Element boundary records:
<<<<

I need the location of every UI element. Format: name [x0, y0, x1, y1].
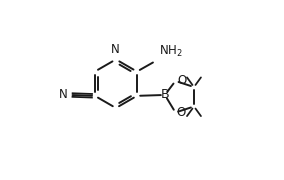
Text: NH$_2$: NH$_2$	[158, 44, 182, 59]
Text: B: B	[160, 88, 169, 102]
Text: O: O	[177, 74, 186, 87]
Text: N: N	[111, 43, 119, 56]
Text: O: O	[177, 106, 186, 119]
Text: N: N	[59, 88, 68, 102]
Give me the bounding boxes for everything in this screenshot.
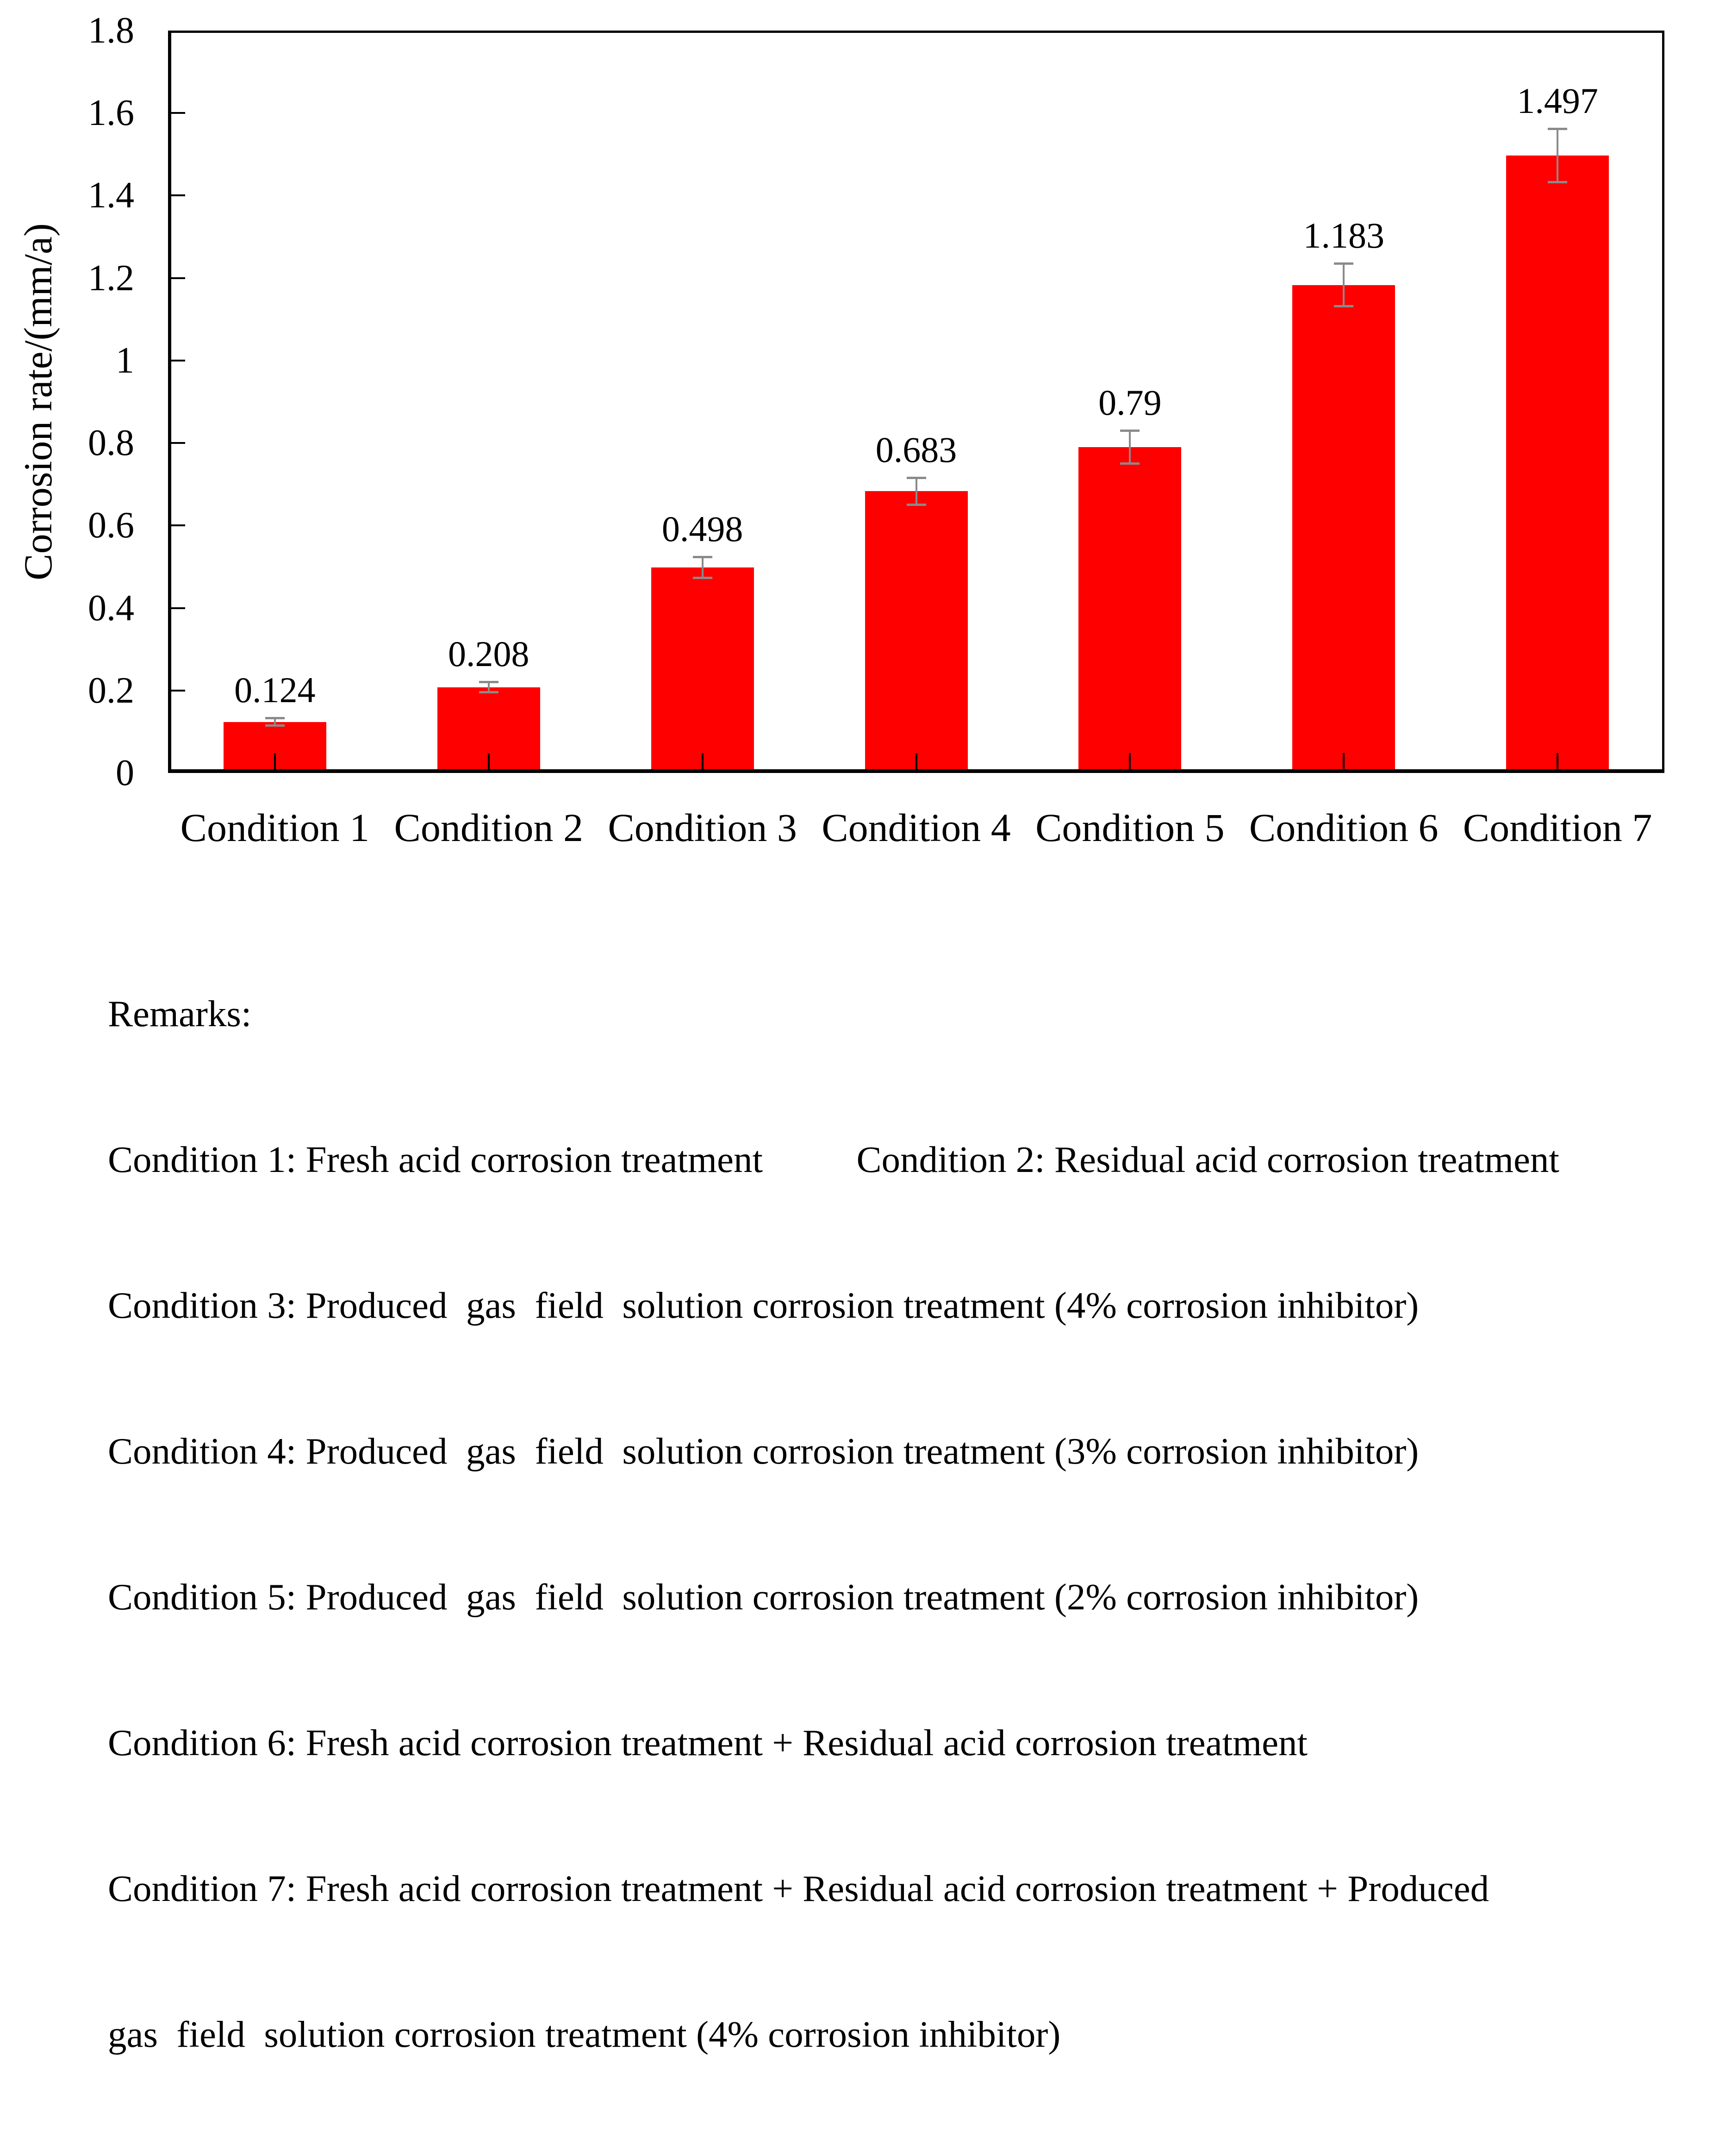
error-bar — [487, 682, 490, 693]
error-bar-cap-top — [906, 476, 926, 479]
remarks-title: Remarks: — [108, 993, 252, 1034]
x-axis-tick — [487, 753, 490, 769]
error-bar — [274, 717, 276, 726]
error-bar-cap-bottom — [1548, 181, 1568, 183]
error-bar-cap-bottom — [265, 724, 285, 727]
bar-condition-7 — [1506, 156, 1609, 773]
y-axis-tick — [171, 112, 185, 114]
x-axis-tick — [1129, 753, 1131, 769]
bar-value-label: 0.79 — [1098, 382, 1162, 423]
x-category-label: Condition 6 — [1249, 805, 1439, 850]
remarks-line-condition-3: Condition 3: Produced gas field solution… — [108, 1284, 1419, 1326]
remarks-line-condition-1-2: Condition 1: Fresh acid corrosion treatm… — [108, 1139, 1559, 1180]
y-axis-tick — [171, 689, 185, 692]
x-category-label: Condition 2 — [394, 805, 584, 850]
bar-value-label: 0.498 — [661, 509, 743, 549]
error-bar-cap-top — [265, 717, 285, 719]
y-axis-tick — [171, 359, 185, 361]
y-axis-tick — [171, 524, 185, 527]
y-axis-tick — [171, 194, 185, 197]
error-bar-cap-bottom — [1334, 305, 1354, 308]
error-bar-cap-top — [692, 556, 712, 559]
y-tick-label: 0.6 — [88, 505, 134, 546]
error-bar — [915, 477, 917, 505]
bar-condition-6 — [1292, 285, 1395, 773]
x-axis-tick — [274, 753, 276, 769]
x-category-label: Condition 5 — [1035, 805, 1225, 850]
x-axis-tick — [701, 753, 704, 769]
remarks-line-condition-5: Condition 5: Produced gas field solution… — [108, 1576, 1419, 1618]
error-bar-cap-bottom — [906, 503, 926, 506]
bar-value-label: 0.208 — [448, 634, 529, 674]
y-tick-label: 0.8 — [88, 423, 134, 464]
error-bar — [1557, 129, 1559, 182]
bar-value-label: 0.683 — [875, 429, 957, 470]
y-axis-tick — [171, 442, 185, 444]
remarks-line-condition-7-cont: gas field solution corrosion treatment (… — [108, 2013, 1061, 2055]
y-axis-tick — [171, 277, 185, 279]
bar-value-label: 1.497 — [1517, 81, 1598, 121]
y-tick-label: 0.2 — [88, 670, 134, 711]
bar-condition-5 — [1078, 447, 1182, 773]
y-tick-label: 1.8 — [88, 10, 134, 51]
remarks-line-condition-4: Condition 4: Produced gas field solution… — [108, 1430, 1419, 1472]
x-category-label: Condition 4 — [822, 805, 1011, 850]
y-tick-label: 1.2 — [88, 257, 134, 299]
x-axis-tick — [1343, 753, 1345, 769]
y-tick-label: 0.4 — [88, 587, 134, 629]
error-bar — [1343, 263, 1345, 307]
error-bar-cap-top — [1120, 430, 1140, 432]
x-category-label: Condition 1 — [180, 805, 370, 850]
error-bar-cap-bottom — [479, 691, 498, 694]
x-category-label: Condition 7 — [1463, 805, 1652, 850]
x-axis-tick — [1557, 753, 1559, 769]
bar-value-label: 0.124 — [234, 669, 316, 710]
remarks-line-condition-7: Condition 7: Fresh acid corrosion treatm… — [108, 1868, 1489, 1909]
error-bar — [1129, 430, 1131, 464]
y-tick-label: 1 — [116, 340, 134, 381]
error-bar — [701, 557, 704, 579]
error-bar-cap-top — [1334, 262, 1354, 265]
y-tick-label: 0 — [116, 753, 134, 793]
bar-condition-3 — [651, 567, 754, 773]
error-bar-cap-top — [1548, 128, 1568, 131]
corrosion-rate-bar-chart: Corrosion rate/(mm/a) 0 0.2 0.4 0.6 0.8 1 1.2 1… — [16, 10, 1664, 2055]
remarks-line-condition-6: Condition 6: Fresh acid corrosion treatm… — [108, 1722, 1308, 1763]
y-tick-label: 1.6 — [88, 93, 134, 134]
remarks-block: Remarks: Condition 1: Fresh acid corrosi… — [108, 892, 1700, 2156]
y-tick-label: 1.4 — [88, 175, 134, 216]
bar-value-label: 1.183 — [1303, 215, 1384, 256]
error-bar-cap-top — [479, 681, 498, 684]
y-axis-tick — [171, 607, 185, 609]
error-bar-cap-bottom — [1120, 462, 1140, 465]
x-axis-tick — [915, 753, 917, 769]
error-bar-cap-bottom — [692, 577, 712, 580]
x-category-label: Condition 3 — [608, 805, 797, 850]
bar-condition-4 — [865, 491, 968, 773]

>>>>

### The request
Reproduce all of the records above line for line, omitting the picture placeholders.

### Result
I need the location of every UI element. Format: name [x0, y0, x1, y1].
Text: NH$_2$: NH$_2$	[158, 44, 182, 59]
Text: B: B	[160, 88, 169, 102]
Text: O: O	[177, 74, 186, 87]
Text: N: N	[111, 43, 119, 56]
Text: O: O	[177, 106, 186, 119]
Text: N: N	[59, 88, 68, 102]
Give me the bounding boxes for everything in this screenshot.
error-bar — [487, 682, 490, 693]
error-bar-cap-top — [906, 476, 926, 479]
remarks-title: Remarks: — [108, 993, 252, 1034]
x-axis-tick — [487, 753, 490, 769]
error-bar — [274, 717, 276, 726]
error-bar-cap-bottom — [1548, 181, 1568, 183]
error-bar-cap-bottom — [265, 724, 285, 727]
bar-condition-7 — [1506, 156, 1609, 773]
y-axis-tick — [171, 112, 185, 114]
x-axis-tick — [1129, 753, 1131, 769]
bar-value-label: 0.79 — [1098, 382, 1162, 423]
x-category-label: Condition 6 — [1249, 805, 1439, 850]
remarks-line-condition-3: Condition 3: Produced gas field solution… — [108, 1284, 1419, 1326]
remarks-line-condition-1-2: Condition 1: Fresh acid corrosion treatm… — [108, 1139, 1559, 1180]
y-axis-tick — [171, 689, 185, 692]
x-category-label: Condition 2 — [394, 805, 584, 850]
bar-value-label: 0.498 — [661, 509, 743, 549]
error-bar-cap-top — [265, 717, 285, 719]
y-axis-tick — [171, 359, 185, 361]
y-axis-tick — [171, 524, 185, 527]
y-axis-tick — [171, 194, 185, 197]
error-bar-cap-bottom — [1334, 305, 1354, 308]
error-bar-cap-top — [692, 556, 712, 559]
y-tick-label: 0.6 — [88, 505, 134, 546]
error-bar — [915, 477, 917, 505]
bar-condition-6 — [1292, 285, 1395, 773]
x-axis-tick — [274, 753, 276, 769]
x-category-label: Condition 5 — [1035, 805, 1225, 850]
x-axis-tick — [701, 753, 704, 769]
remarks-line-condition-5: Condition 5: Produced gas field solution… — [108, 1576, 1419, 1618]
error-bar-cap-bottom — [906, 503, 926, 506]
bar-value-label: 0.208 — [448, 634, 529, 674]
y-tick-label: 0.8 — [88, 423, 134, 464]
error-bar — [1557, 129, 1559, 182]
bar-value-label: 0.683 — [875, 429, 957, 470]
y-axis-tick — [171, 442, 185, 444]
remarks-line-condition-7-cont: gas field solution corrosion treatment (… — [108, 2013, 1061, 2055]
y-axis-tick — [171, 277, 185, 279]
bar-value-label: 1.497 — [1517, 81, 1598, 121]
y-tick-label: 0.2 — [88, 670, 134, 711]
bar-condition-5 — [1078, 447, 1182, 773]
y-tick-label: 1.8 — [88, 10, 134, 51]
remarks-line-condition-4: Condition 4: Produced gas field solution… — [108, 1430, 1419, 1472]
x-category-label: Condition 4 — [822, 805, 1011, 850]
y-tick-label: 1.2 — [88, 257, 134, 299]
x-axis-tick — [1343, 753, 1345, 769]
y-tick-label: 0.4 — [88, 587, 134, 629]
error-bar — [1343, 263, 1345, 307]
error-bar-cap-top — [1120, 430, 1140, 432]
x-category-label: Condition 1 — [180, 805, 370, 850]
error-bar-cap-bottom — [479, 691, 498, 694]
x-category-label: Condition 7 — [1463, 805, 1652, 850]
x-axis-tick — [1557, 753, 1559, 769]
bar-value-label: 0.124 — [234, 669, 316, 710]
remarks-line-condition-7: Condition 7: Fresh acid corrosion treatm… — [108, 1868, 1489, 1909]
error-bar — [1129, 430, 1131, 464]
y-tick-label: 1 — [116, 340, 134, 381]
error-bar — [701, 557, 704, 579]
error-bar-cap-top — [1334, 262, 1354, 265]
y-tick-label: 0 — [116, 753, 134, 793]
bar-condition-3 — [651, 567, 754, 773]
error-bar-cap-top — [1548, 128, 1568, 131]
corrosion-rate-bar-chart: Corrosion rate/(mm/a) 0 0.2 0.4 0.6 0.8 1 1.2 1… — [16, 10, 1664, 2055]
remarks-line-condition-6: Condition 6: Fresh acid corrosion treatm… — [108, 1722, 1308, 1763]
y-tick-label: 1.6 — [88, 93, 134, 134]
remarks-block: Remarks: Condition 1: Fresh acid corrosi… — [108, 892, 1700, 2156]
y-tick-label: 1.4 — [88, 175, 134, 216]
bar-value-label: 1.183 — [1303, 215, 1384, 256]
error-bar-cap-top — [479, 681, 498, 684]
y-axis-tick — [171, 607, 185, 609]
error-bar-cap-bottom — [1120, 462, 1140, 465]
x-axis-tick — [915, 753, 917, 769]
error-bar-cap-bottom — [692, 577, 712, 580]
x-category-label: Condition 3 — [608, 805, 797, 850]
bar-condition-4 — [865, 491, 968, 773]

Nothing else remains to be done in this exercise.